§ Work to complete:
From the items below, keep only the lines that contain the string "Danh".
-- START OF Supplied material --
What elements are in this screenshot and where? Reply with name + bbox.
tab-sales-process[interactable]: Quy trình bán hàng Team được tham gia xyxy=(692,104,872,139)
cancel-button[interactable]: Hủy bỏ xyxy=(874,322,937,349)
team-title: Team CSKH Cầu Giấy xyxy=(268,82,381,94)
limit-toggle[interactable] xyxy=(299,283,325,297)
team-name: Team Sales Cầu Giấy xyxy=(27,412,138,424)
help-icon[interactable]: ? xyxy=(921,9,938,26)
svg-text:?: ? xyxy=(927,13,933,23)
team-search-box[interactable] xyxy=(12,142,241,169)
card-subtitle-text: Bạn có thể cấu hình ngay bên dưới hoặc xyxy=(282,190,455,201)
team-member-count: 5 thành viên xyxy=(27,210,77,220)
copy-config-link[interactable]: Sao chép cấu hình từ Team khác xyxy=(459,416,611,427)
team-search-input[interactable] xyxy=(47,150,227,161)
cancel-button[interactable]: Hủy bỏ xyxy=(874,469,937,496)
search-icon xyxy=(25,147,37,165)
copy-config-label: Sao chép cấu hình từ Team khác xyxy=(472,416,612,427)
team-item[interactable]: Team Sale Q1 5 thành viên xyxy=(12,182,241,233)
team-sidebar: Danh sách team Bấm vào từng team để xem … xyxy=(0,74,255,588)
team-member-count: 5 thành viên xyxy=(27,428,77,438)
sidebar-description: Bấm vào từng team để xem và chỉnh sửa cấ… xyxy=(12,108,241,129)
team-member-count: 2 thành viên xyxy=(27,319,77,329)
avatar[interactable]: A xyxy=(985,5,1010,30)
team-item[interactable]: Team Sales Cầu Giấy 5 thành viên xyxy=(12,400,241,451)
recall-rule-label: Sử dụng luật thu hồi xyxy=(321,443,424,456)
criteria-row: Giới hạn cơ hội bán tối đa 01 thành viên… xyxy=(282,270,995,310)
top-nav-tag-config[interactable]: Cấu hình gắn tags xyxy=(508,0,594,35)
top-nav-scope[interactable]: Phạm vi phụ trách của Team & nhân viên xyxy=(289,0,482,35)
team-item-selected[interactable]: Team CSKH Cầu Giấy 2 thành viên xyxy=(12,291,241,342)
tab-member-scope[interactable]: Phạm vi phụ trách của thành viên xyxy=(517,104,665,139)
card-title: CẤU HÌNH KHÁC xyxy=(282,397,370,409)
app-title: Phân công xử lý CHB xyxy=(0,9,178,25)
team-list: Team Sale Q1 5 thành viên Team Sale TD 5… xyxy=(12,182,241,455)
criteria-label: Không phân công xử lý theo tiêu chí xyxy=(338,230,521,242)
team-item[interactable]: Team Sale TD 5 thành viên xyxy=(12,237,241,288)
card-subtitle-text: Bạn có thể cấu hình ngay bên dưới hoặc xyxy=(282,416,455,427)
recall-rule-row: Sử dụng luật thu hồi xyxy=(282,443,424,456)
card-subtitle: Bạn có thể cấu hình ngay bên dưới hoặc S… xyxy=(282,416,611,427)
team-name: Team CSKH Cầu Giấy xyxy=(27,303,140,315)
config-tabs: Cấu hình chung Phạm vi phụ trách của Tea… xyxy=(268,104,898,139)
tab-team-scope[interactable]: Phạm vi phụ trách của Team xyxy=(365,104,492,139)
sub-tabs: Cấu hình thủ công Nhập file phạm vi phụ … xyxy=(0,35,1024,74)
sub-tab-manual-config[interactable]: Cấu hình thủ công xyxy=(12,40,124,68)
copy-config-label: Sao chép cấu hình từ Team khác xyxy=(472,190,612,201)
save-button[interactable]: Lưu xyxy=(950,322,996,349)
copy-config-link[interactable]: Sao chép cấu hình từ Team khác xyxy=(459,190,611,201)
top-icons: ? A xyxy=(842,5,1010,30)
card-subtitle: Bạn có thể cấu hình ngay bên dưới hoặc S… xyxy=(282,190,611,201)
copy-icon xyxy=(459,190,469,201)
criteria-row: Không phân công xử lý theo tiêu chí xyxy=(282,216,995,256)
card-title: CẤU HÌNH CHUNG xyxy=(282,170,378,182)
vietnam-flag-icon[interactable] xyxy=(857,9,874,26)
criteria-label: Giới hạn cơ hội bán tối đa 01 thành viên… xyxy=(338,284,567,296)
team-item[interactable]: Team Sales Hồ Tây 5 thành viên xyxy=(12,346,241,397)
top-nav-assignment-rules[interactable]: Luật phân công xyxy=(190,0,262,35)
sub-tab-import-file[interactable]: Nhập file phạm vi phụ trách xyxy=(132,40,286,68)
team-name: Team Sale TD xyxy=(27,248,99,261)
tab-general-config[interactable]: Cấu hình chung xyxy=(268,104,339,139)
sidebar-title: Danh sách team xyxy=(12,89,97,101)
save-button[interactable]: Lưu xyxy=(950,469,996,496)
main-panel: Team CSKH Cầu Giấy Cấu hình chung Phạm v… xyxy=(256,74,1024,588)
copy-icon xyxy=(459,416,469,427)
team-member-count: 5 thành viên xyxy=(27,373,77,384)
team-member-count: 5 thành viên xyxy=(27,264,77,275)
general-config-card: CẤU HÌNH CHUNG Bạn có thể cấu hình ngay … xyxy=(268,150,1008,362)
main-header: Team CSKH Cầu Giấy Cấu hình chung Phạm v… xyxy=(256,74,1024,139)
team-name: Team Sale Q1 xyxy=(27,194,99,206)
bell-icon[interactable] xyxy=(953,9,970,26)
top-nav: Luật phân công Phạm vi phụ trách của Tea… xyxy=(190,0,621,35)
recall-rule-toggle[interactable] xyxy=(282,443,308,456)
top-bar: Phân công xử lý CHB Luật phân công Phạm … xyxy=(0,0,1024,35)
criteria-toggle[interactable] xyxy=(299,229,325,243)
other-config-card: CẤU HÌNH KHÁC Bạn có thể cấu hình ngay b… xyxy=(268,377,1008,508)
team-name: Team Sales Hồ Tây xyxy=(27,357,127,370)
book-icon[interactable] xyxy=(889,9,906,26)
-- END OF Supplied material --
§ Exercise response:
team-sidebar: Danh sách team Bấm vào từng team để xem … xyxy=(0,74,255,588)
sidebar-title: Danh sách team xyxy=(12,89,97,101)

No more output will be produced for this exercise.